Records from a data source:

-- Start --

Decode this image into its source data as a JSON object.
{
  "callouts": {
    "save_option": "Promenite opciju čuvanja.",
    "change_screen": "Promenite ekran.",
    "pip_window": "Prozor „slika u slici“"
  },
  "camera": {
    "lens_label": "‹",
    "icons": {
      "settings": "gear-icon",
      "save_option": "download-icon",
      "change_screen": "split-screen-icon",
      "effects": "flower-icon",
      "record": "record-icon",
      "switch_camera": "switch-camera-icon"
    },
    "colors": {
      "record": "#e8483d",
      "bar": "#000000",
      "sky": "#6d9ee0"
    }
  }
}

-- End --

### Task description
The records above should all be quoted exactly, please.

### Reply to the exercise
Decode this image into its source data as a JSON object.
{
  "callouts": {
    "save_option": "Promenite opciju čuvanja.",
    "change_screen": "Promenite ekran.",
    "pip_window": "Prozor „slika u slici“"
  },
  "camera": {
    "lens_label": "‹",
    "icons": {
      "settings": "gear-icon",
      "save_option": "download-icon",
      "change_screen": "split-screen-icon",
      "effects": "flower-icon",
      "record": "record-icon",
      "switch_camera": "switch-camera-icon"
    },
    "colors": {
      "record": "#e8483d",
      "bar": "#000000",
      "sky": "#6d9ee0"
    }
  }
}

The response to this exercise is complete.